* start DATASET EXTRACT *
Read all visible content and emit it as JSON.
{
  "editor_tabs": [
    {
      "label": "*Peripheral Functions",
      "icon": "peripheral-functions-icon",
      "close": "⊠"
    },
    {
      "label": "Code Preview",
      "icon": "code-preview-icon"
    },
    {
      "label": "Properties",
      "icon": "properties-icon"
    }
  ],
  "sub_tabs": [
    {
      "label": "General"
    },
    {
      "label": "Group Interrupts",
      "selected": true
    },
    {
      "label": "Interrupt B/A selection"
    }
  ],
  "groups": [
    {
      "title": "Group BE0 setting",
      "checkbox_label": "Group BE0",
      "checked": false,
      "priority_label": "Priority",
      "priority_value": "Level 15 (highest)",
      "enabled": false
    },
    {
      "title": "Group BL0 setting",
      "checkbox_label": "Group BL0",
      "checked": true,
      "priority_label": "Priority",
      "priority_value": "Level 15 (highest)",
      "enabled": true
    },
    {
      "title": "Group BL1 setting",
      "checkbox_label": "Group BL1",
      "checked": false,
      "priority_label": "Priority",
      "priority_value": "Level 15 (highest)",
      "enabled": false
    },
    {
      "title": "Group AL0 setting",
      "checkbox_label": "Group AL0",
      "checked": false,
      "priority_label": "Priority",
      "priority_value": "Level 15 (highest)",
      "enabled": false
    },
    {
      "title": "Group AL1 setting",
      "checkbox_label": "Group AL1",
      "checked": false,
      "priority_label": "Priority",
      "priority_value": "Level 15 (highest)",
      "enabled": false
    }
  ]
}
* end DATASET EXTRACT *
- AIM OF THE TASK: Search the entries for the word "setting" and gather every line where it appears.

- COMPLETE RESPONSE:
      "title": "Group BE0 setting",
      "title": "Group BL0 setting",
      "title": "Group BL1 setting",
      "title": "Group AL0 setting",
      "title": "Group AL1 setting",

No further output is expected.